# start of Input

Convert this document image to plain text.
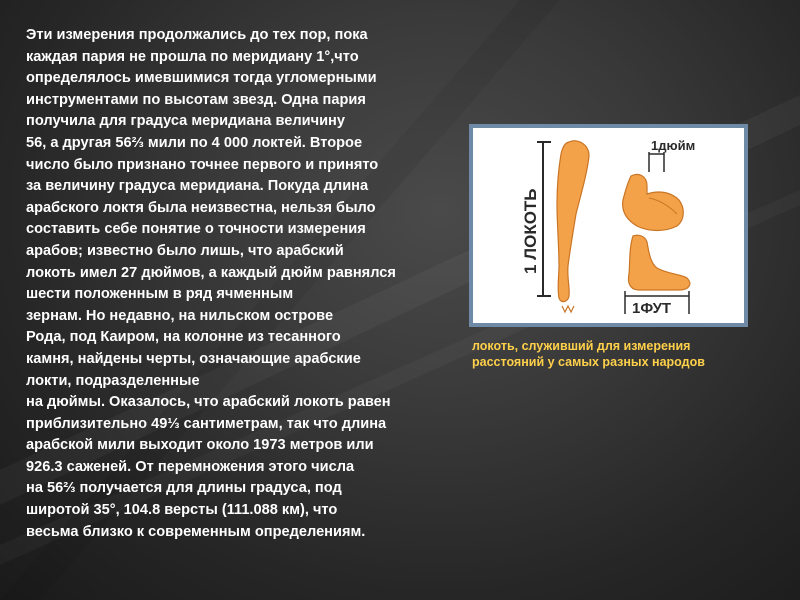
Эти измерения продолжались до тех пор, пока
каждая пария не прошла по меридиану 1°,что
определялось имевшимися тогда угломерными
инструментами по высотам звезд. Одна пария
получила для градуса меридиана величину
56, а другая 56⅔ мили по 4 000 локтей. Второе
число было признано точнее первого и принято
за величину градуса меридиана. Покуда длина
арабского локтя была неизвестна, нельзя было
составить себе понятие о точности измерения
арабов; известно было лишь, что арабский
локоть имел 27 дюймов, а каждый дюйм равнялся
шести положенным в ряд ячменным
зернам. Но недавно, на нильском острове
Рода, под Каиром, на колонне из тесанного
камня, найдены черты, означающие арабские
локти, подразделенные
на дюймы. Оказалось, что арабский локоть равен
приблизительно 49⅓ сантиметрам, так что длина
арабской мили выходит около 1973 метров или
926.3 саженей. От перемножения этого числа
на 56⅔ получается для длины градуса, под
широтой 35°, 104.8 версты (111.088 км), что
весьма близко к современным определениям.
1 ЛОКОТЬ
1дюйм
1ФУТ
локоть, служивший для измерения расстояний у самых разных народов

# end of Input
# start of Input

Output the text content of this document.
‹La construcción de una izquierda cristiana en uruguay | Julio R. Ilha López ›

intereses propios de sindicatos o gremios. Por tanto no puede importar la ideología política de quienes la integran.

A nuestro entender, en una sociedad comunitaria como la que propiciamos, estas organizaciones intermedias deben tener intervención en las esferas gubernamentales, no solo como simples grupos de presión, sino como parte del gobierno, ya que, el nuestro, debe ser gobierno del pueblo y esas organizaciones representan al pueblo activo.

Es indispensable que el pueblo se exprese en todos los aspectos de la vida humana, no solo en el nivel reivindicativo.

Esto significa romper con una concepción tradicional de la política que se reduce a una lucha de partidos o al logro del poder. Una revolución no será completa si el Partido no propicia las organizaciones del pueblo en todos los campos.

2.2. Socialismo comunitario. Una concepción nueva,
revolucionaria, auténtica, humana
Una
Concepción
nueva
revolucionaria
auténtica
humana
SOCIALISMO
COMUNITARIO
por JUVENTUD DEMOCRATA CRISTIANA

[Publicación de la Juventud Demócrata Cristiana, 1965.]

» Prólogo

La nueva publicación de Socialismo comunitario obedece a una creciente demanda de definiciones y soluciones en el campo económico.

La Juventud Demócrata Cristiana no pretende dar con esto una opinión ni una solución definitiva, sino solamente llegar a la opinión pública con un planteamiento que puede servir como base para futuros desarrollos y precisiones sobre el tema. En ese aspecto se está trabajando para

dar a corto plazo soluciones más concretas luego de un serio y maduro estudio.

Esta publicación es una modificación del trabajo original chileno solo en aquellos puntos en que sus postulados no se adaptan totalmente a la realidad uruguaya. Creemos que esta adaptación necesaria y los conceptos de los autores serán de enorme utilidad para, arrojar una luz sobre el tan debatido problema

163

# end of Input

**What is required**
Search the lines for "измерения". Copy each line that has it.

**Answer in full**
Эти измерения продолжались до тех пор, пока
составить себе понятие о точности измерения
локоть, служивший для измерения расстояний у самых разных народов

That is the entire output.